Goal.
Output each entry exactly; skip nothing.

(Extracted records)

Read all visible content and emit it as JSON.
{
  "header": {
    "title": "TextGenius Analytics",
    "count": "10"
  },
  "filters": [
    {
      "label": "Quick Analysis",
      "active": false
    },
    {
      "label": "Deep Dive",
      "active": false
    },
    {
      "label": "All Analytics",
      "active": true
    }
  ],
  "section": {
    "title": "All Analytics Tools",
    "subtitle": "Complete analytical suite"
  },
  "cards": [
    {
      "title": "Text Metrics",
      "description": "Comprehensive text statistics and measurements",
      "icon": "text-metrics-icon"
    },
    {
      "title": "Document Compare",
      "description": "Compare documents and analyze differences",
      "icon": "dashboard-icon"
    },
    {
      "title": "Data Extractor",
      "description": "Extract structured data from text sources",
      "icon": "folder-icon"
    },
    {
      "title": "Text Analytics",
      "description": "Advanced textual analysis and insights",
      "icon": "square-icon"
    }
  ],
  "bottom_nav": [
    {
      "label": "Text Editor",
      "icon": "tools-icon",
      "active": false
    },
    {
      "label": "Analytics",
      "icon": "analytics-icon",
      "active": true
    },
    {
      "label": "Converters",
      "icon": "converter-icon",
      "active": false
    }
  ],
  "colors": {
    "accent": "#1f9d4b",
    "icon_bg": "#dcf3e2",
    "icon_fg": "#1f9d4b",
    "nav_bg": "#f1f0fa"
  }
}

Answer to the exercise.
Read all visible content and emit it as JSON.
{
  "header": {
    "title": "TextGenius Analytics",
    "count": "10"
  },
  "filters": [
    {
      "label": "Quick Analysis",
      "active": false
    },
    {
      "label": "Deep Dive",
      "active": false
    },
    {
      "label": "All Analytics",
      "active": true
    }
  ],
  "section": {
    "title": "All Analytics Tools",
    "subtitle": "Complete analytical suite"
  },
  "cards": [
    {
      "title": "Text Metrics",
      "description": "Comprehensive text statistics and measurements",
      "icon": "text-metrics-icon"
    },
    {
      "title": "Document Compare",
      "description": "Compare documents and analyze differences",
      "icon": "dashboard-icon"
    },
    {
      "title": "Data Extractor",
      "description": "Extract structured data from text sources",
      "icon": "folder-icon"
    },
    {
      "title": "Text Analytics",
      "description": "Advanced textual analysis and insights",
      "icon": "square-icon"
    }
  ],
  "bottom_nav": [
    {
      "label": "Text Editor",
      "icon": "tools-icon",
      "active": false
    },
    {
      "label": "Analytics",
      "icon": "analytics-icon",
      "active": true
    },
    {
      "label": "Converters",
      "icon": "converter-icon",
      "active": false
    }
  ],
  "colors": {
    "accent": "#1f9d4b",
    "icon_bg": "#dcf3e2",
    "icon_fg": "#1f9d4b",
    "nav_bg": "#f1f0fa"
  }
}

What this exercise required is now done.